Zadanie do wykonania:
Streść w dwóch zdaniach poniższy fragment o wędrówce po Camino.

Fragment:
Tak więc pierwszego dnia wyszliśmy ze schroniska w Logrono o godzinie 7.30, mając do pokonania 32 km. Jednak już po kilku kilometrach zdaliśmy sobie sprawę z błędu, jakim było wyjście o tak późnej porze. Temperatura w południe dochodziła do 40 stopni, a do pokonania zostało jeszcze kilkanaście kilometrów i tak o godzinie 15, po trudach upalnego dnia, doszliśmy na nasz drugi nocleg. Następnego dnia nie popełniliśmy już wcześniejszego błędu i wyruszyliśmy o 6 rano. O tej godzinie w Hiszpanii jest jeszcze ciemno, ale dla nas najważniejsze było uniknięcie wędrowania w gorącym słońcu i przychodzenie na nocleg najlepiej przed godziną 13. Tak więc zazwyczaj pobudkę mieliśmy o 5.30, by już o 6.00 wyruszyć na nasze Camino.
Niestety, po kilku dniach stwierdziliśmy, że przy tych temperaturach i założonej na każdy dzień ilości kilometrów do pokonania, nie uda nam się zajść zbyt daleko. Tym bardziej, że do celu pozostało jeszcze ponad 600 km. Podczas skromnej kolacji podjęliśmy decyzję, że by na te dwa awaryjne dni, przeznaczone na ewentualne problemy zdrowotne, rozpisać część kilometrów, tak by zmniejszyć dzienną stawkę. Mieliśmy świadomość, że każdego dnia musimy koniecznie wykonać normę kilometrów, bo inaczej nie dojdziemy do celu, który tak bardzo chcieliśmy osiągnąć pieszo. Bo oczywiście w razie czego można byłoby podjechać samochodem, ale jak się później przekonaliśmy, nie było to takie proste, jako że przez większość naszego wędrowania szliśmy przez miasteczka i wsie, gdzie o autokar było niesłychanie trudno, a na dodatek praktycznie nie widzieliśmy przystanków autobusowych.

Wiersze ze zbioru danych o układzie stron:
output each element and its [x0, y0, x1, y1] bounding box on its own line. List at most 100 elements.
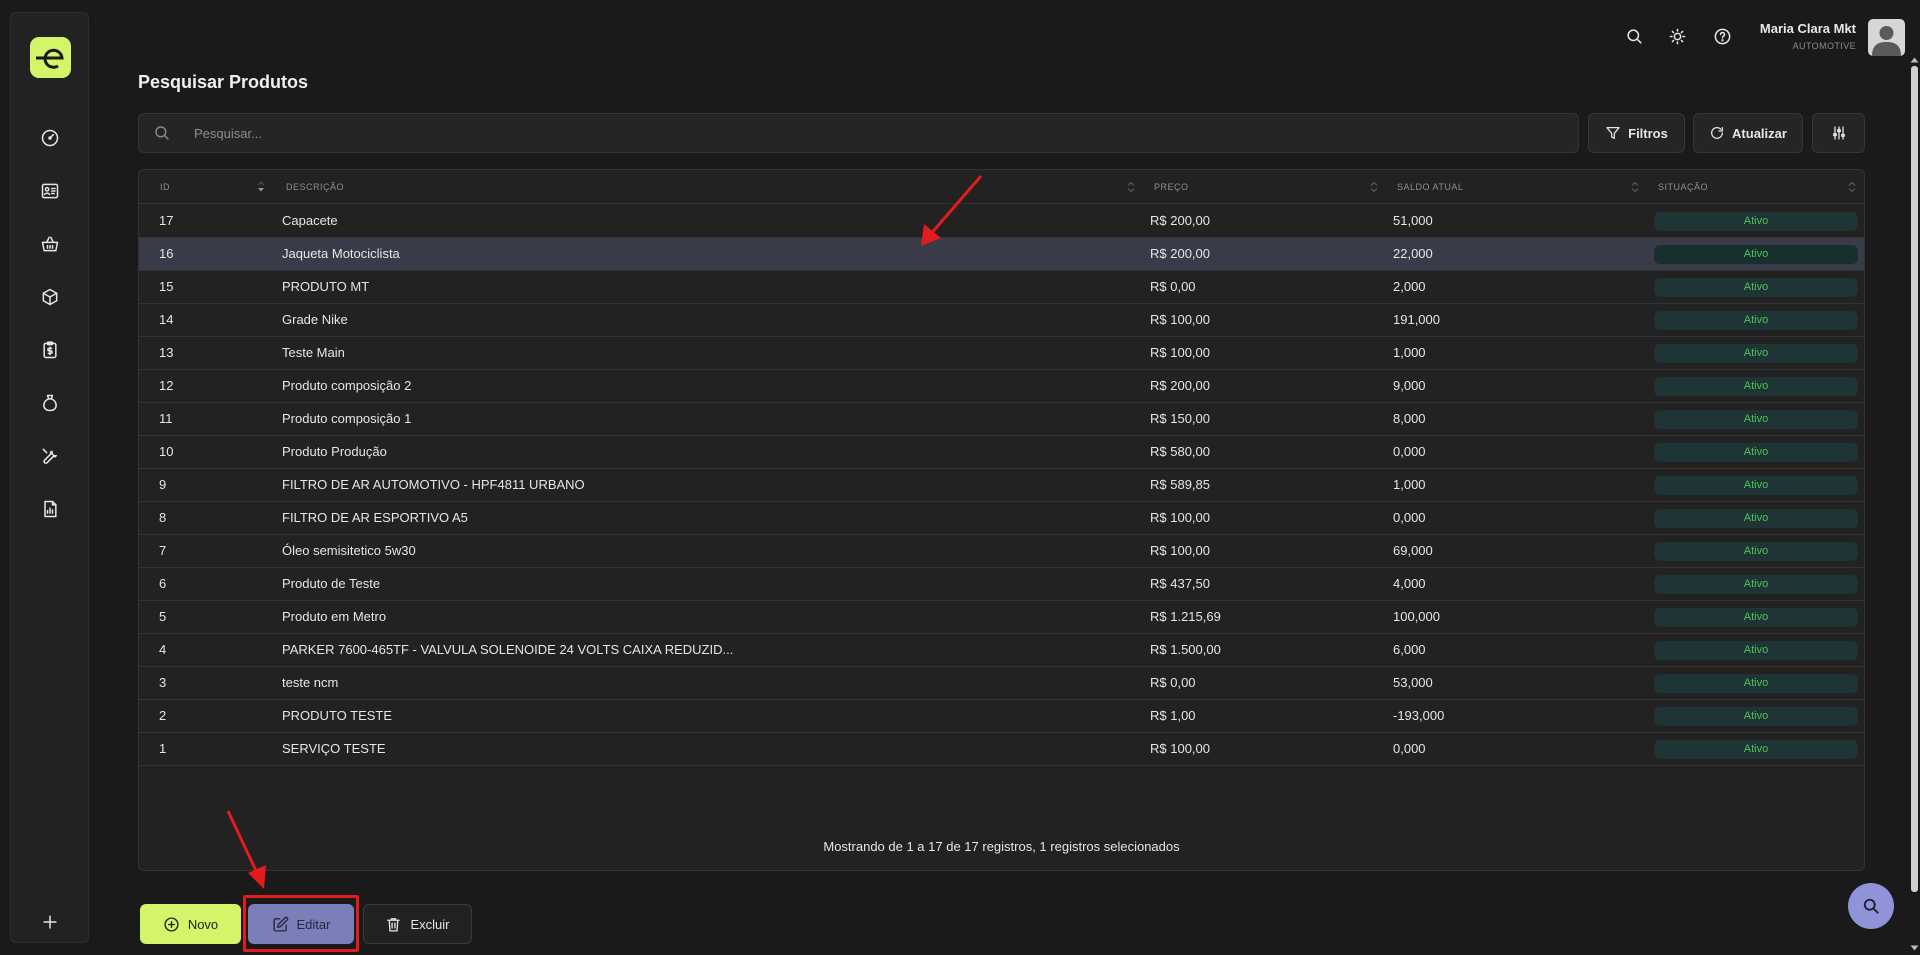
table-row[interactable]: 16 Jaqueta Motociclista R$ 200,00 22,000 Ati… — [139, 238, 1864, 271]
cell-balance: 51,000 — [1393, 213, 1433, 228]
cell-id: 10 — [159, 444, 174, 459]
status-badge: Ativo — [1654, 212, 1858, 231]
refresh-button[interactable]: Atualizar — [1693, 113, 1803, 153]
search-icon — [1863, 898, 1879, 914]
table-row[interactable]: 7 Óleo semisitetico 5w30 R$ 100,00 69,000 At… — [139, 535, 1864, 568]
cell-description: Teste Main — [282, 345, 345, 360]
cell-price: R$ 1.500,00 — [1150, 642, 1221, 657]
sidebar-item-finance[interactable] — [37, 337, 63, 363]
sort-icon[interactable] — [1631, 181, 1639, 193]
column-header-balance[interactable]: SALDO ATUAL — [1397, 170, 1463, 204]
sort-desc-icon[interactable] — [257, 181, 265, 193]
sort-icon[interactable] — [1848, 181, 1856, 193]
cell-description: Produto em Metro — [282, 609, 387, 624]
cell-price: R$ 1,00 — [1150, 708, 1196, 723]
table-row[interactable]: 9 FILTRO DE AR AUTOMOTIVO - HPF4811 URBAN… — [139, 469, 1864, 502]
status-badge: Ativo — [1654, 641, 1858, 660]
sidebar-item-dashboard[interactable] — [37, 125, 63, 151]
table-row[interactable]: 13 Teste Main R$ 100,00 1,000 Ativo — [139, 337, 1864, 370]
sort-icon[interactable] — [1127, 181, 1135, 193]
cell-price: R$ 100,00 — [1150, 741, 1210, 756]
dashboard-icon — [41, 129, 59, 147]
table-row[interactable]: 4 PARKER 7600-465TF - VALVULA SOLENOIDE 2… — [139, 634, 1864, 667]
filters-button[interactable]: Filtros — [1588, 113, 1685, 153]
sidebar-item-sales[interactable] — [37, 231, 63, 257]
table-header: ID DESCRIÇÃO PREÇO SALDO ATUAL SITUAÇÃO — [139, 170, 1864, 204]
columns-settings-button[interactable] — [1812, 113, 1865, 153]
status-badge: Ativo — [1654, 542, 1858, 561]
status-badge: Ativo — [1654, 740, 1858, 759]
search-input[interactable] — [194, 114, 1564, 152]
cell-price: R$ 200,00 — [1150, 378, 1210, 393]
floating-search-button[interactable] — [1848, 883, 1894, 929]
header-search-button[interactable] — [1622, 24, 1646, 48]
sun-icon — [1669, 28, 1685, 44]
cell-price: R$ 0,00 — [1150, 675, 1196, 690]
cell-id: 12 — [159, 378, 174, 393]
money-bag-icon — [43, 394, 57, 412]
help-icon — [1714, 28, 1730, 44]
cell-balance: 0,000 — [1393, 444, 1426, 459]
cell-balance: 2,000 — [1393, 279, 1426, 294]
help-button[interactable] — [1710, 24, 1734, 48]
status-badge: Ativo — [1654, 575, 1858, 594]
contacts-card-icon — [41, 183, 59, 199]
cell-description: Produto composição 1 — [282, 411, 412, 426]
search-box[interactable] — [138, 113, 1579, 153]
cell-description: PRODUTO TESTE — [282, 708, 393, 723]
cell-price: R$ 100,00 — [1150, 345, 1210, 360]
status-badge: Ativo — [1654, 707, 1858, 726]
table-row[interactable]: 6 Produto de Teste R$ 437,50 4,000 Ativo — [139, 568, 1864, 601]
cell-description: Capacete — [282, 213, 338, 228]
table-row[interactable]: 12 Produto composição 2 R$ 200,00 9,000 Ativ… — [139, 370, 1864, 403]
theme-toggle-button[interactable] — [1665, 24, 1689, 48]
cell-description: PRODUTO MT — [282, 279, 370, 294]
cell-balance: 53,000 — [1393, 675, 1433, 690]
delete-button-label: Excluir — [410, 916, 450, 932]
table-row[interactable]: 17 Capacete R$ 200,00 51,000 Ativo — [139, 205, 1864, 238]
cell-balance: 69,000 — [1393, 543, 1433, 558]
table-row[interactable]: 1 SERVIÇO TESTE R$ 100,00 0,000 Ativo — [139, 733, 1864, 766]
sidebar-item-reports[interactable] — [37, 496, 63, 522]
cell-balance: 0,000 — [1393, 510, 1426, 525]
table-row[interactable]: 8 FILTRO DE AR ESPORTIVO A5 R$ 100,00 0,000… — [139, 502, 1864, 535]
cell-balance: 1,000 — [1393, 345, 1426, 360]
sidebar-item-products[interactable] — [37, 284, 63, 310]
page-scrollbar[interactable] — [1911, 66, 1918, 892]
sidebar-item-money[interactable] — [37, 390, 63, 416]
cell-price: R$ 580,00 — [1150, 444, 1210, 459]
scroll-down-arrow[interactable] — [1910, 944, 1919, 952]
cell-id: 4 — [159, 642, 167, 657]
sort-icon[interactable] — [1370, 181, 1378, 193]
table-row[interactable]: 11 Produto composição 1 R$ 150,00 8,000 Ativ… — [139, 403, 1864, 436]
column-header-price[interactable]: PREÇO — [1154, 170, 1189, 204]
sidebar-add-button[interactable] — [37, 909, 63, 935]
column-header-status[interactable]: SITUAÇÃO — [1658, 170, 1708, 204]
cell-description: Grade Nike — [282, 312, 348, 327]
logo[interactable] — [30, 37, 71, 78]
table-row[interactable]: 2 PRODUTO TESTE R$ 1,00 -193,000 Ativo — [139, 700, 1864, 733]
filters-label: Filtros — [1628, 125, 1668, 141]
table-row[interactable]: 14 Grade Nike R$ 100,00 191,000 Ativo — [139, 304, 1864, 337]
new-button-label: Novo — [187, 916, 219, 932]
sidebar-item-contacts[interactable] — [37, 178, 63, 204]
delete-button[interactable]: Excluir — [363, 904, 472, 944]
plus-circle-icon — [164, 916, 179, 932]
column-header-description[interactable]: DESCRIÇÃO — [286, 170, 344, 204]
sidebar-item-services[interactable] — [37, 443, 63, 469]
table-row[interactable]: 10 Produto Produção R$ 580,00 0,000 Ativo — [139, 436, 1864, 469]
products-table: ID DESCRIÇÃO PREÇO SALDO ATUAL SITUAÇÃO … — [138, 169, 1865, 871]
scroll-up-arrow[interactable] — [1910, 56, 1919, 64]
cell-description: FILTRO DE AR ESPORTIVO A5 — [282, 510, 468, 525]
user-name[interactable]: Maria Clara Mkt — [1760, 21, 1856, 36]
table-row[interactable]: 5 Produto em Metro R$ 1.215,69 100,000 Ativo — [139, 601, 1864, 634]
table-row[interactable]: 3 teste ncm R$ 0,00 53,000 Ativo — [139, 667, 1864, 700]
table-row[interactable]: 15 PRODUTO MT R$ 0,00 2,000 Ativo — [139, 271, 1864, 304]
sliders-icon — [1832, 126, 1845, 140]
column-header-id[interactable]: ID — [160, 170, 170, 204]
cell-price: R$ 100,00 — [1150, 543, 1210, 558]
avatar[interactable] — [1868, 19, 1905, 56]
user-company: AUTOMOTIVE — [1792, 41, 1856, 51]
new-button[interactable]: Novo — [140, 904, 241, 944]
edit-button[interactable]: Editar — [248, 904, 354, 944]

...

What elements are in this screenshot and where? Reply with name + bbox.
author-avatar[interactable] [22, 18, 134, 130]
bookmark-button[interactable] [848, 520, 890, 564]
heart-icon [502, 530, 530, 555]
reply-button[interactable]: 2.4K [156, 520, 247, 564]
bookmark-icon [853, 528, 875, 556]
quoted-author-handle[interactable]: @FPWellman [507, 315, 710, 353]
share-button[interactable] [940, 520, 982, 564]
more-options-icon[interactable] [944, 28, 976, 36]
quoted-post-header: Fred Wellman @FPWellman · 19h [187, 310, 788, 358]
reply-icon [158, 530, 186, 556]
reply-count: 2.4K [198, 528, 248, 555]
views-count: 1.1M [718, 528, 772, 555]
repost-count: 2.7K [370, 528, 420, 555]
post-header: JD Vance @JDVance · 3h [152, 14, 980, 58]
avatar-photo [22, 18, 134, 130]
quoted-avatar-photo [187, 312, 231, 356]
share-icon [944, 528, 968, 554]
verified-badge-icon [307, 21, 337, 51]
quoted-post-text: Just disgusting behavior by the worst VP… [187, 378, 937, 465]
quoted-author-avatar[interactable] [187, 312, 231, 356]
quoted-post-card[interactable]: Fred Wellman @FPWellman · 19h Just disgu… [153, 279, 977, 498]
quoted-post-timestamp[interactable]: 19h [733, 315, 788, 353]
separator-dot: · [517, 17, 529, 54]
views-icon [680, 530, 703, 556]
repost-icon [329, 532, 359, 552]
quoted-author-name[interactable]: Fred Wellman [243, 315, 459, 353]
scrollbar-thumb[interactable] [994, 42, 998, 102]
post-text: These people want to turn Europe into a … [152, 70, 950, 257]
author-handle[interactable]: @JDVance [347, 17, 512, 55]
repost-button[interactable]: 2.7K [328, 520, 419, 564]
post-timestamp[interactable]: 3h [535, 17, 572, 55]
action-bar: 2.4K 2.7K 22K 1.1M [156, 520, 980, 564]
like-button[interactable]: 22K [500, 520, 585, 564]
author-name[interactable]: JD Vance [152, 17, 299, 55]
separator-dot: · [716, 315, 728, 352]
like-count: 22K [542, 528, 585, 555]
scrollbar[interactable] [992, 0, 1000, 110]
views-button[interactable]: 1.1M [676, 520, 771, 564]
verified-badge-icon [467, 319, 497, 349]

* * *

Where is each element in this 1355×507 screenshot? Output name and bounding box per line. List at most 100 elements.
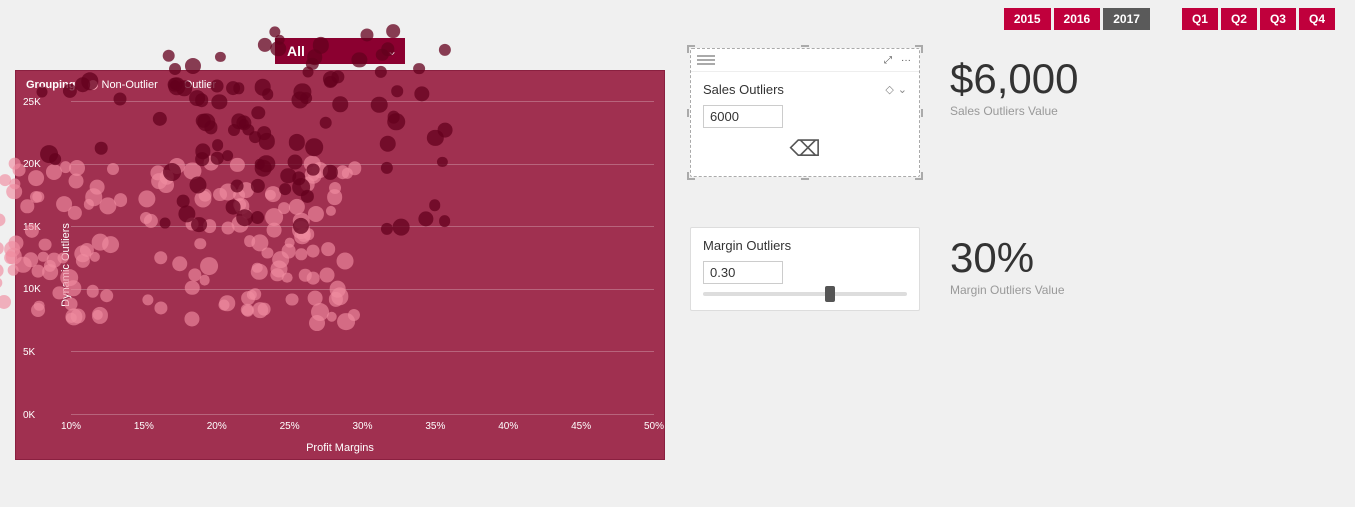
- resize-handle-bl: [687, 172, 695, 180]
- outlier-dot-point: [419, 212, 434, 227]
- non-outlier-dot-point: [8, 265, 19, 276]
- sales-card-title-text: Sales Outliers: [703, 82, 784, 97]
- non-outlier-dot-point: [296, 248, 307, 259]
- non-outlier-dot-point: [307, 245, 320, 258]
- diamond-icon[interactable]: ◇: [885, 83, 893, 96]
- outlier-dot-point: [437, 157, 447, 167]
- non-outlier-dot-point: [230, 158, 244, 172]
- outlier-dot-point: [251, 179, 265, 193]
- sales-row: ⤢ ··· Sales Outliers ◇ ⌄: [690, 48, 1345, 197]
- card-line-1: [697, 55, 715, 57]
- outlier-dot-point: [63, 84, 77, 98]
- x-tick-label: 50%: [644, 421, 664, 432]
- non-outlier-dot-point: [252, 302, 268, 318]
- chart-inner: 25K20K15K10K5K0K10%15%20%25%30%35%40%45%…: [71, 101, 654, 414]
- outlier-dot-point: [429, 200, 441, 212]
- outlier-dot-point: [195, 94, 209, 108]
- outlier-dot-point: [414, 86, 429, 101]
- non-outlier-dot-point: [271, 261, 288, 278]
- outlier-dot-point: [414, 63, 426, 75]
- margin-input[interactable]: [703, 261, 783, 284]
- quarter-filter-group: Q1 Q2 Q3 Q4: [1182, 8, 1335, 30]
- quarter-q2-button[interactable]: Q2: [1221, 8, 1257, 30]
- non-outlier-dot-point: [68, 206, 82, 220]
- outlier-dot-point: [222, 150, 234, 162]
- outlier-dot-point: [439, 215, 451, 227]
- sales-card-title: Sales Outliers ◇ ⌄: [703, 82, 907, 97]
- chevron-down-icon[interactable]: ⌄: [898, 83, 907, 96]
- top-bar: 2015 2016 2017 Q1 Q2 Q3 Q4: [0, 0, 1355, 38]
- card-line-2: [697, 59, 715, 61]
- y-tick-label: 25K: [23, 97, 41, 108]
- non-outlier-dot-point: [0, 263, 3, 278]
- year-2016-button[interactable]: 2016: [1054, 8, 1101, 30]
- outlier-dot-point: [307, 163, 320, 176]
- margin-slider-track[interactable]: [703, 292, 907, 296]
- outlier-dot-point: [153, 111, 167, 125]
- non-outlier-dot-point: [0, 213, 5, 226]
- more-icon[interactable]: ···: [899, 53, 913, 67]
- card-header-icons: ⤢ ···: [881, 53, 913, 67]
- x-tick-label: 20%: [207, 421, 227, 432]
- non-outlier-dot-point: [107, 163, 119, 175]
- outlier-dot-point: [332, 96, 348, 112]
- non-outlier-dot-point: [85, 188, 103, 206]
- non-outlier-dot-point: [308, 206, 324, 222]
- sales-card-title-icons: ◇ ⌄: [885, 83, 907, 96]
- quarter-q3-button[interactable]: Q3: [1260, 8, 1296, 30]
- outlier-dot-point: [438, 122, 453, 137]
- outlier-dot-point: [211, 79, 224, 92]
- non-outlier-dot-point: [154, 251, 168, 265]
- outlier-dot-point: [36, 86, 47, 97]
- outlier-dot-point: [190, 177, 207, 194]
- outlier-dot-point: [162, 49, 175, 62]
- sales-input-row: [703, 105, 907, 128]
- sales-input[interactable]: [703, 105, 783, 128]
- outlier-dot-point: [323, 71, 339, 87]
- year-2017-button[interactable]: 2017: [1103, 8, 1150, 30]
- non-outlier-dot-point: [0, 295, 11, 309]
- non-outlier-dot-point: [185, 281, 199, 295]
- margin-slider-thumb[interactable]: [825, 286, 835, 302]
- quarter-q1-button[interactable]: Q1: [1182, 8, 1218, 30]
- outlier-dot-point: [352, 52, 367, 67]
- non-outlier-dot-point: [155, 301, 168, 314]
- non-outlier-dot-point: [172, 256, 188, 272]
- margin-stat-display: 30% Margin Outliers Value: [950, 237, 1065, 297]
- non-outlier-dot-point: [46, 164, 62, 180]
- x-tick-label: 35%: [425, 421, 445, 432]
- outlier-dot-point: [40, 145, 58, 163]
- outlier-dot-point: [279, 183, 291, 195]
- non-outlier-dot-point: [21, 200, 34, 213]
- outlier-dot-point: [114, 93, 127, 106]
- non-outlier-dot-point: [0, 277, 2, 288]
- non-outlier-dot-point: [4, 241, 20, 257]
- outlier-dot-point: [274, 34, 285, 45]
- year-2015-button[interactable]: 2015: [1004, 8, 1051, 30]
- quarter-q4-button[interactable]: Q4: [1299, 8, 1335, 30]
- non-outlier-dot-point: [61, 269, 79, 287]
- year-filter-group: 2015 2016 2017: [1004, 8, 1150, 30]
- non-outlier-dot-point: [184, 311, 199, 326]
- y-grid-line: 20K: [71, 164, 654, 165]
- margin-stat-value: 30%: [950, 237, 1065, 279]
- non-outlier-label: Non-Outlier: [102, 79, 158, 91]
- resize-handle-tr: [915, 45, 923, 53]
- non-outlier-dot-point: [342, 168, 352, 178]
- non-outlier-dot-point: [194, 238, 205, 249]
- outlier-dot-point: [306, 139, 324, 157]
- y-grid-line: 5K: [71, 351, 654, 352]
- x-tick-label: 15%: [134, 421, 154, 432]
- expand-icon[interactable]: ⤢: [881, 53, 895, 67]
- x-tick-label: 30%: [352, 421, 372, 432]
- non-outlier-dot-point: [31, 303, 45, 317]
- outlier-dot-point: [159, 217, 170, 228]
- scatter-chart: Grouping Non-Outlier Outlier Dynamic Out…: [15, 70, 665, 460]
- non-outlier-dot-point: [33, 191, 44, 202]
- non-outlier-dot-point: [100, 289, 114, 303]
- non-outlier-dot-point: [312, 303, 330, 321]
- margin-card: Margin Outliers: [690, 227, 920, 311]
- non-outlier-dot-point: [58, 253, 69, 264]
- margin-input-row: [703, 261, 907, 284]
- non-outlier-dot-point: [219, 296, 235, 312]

Rozwiązanie poniżej:
Wyjście ze schroniska w Logrono o 7.30 pierwszego dnia okazało się błędem, bo w południe temperatura dochodziła do 40 stopni, więc odtąd wyruszano o 6 rano, by dotrzeć na nocleg najlepiej przed 13. Po kilku dniach, wobec upałów i ponad 600 km do celu, zdecydowano rozłożyć część kilometrów na dwa dni awaryjne, a podjechanie okazało się trudne, bo w mijanych miasteczkach i wsiach o autokar było bardzo trudno i prawie nie było przystanków.